• [JOB]: All entries below are to be set down again, identical to the source.

Data entries

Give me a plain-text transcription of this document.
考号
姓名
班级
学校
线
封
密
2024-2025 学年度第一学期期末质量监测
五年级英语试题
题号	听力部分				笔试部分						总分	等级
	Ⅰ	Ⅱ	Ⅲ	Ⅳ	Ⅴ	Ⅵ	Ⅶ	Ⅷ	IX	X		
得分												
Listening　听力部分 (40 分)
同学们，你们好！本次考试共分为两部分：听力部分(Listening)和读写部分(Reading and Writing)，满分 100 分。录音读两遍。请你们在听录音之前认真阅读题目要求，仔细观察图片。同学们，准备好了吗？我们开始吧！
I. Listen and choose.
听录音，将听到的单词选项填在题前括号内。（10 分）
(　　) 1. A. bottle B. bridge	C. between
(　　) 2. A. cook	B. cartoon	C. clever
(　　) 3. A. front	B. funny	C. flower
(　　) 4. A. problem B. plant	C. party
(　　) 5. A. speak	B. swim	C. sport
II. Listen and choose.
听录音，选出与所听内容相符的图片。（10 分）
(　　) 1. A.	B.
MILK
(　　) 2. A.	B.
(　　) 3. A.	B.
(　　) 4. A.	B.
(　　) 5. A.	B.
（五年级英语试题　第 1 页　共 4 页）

• [COMPLETED EXERCISE]:
Give me a plain-text transcription of this document.
考号
姓名
班级
学校
线
封
密
2024-2025 学年度第一学期期末质量监测
五年级英语试题
题号	听力部分				笔试部分						总分	等级
	Ⅰ	Ⅱ	Ⅲ	Ⅳ	Ⅴ	Ⅵ	Ⅶ	Ⅷ	IX	X		
得分												
Listening　听力部分 (40 分)
同学们，你们好！本次考试共分为两部分：听力部分(Listening)和读写部分(Reading and Writing)，满分 100 分。录音读两遍。请你们在听录音之前认真阅读题目要求，仔细观察图片。同学们，准备好了吗？我们开始吧！
I. Listen and choose.
听录音，将听到的单词选项填在题前括号内。（10 分）
(　　) 1. A. bottle B. bridge	C. between
(　　) 2. A. cook	B. cartoon	C. clever
(　　) 3. A. front	B. funny	C. flower
(　　) 4. A. problem B. plant	C. party
(　　) 5. A. speak	B. swim	C. sport
II. Listen and choose.
听录音，选出与所听内容相符的图片。（10 分）
(　　) 1. A.	B.
MILK
(　　) 2. A.	B.
(　　) 3. A.	B.
(　　) 4. A.	B.
(　　) 5. A.	B.
（五年级英语试题　第 1 页　共 4 页）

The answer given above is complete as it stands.